— START The data —

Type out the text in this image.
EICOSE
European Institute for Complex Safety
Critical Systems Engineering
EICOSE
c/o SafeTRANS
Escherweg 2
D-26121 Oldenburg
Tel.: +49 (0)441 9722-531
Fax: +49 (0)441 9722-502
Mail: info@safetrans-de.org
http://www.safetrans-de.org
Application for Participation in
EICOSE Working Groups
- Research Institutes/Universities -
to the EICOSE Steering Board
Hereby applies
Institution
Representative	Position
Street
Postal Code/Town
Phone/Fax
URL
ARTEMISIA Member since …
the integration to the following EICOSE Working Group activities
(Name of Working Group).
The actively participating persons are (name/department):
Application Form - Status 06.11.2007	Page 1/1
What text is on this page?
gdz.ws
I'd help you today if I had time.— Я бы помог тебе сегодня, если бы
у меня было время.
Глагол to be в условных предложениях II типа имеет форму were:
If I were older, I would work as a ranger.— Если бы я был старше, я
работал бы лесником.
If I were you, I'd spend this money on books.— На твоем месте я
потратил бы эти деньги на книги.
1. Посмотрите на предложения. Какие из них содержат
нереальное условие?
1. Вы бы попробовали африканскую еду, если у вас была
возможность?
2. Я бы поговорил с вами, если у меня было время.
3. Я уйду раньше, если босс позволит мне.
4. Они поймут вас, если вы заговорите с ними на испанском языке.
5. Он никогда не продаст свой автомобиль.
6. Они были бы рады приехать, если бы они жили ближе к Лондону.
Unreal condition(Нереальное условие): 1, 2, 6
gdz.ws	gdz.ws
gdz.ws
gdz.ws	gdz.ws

— END The data —

» Your objective
Print out all the entries precisely as written.

» Response to this exercise
Type out the text in this image.
EICOSE
European Institute for Complex Safety
Critical Systems Engineering
EICOSE
c/o SafeTRANS
Escherweg 2
D-26121 Oldenburg
Tel.: +49 (0)441 9722-531
Fax: +49 (0)441 9722-502
Mail: info@safetrans-de.org
http://www.safetrans-de.org
Application for Participation in
EICOSE Working Groups
- Research Institutes/Universities -
to the EICOSE Steering Board
Hereby applies
Institution
Representative	Position
Street
Postal Code/Town
Phone/Fax
URL
ARTEMISIA Member since …
the integration to the following EICOSE Working Group activities
(Name of Working Group).
The actively participating persons are (name/department):
Application Form - Status 06.11.2007	Page 1/1
What text is on this page?
gdz.ws
I'd help you today if I had time.— Я бы помог тебе сегодня, если бы
у меня было время.
Глагол to be в условных предложениях II типа имеет форму were:
If I were older, I would work as a ranger.— Если бы я был старше, я
работал бы лесником.
If I were you, I'd spend this money on books.— На твоем месте я
потратил бы эти деньги на книги.
1. Посмотрите на предложения. Какие из них содержат
нереальное условие?
1. Вы бы попробовали африканскую еду, если у вас была
возможность?
2. Я бы поговорил с вами, если у меня было время.
3. Я уйду раньше, если босс позволит мне.
4. Они поймут вас, если вы заговорите с ними на испанском языке.
5. Он никогда не продаст свой автомобиль.
6. Они были бы рады приехать, если бы они жили ближе к Лондону.
Unreal condition(Нереальное условие): 1, 2, 6
gdz.ws	gdz.ws
gdz.ws
gdz.ws	gdz.ws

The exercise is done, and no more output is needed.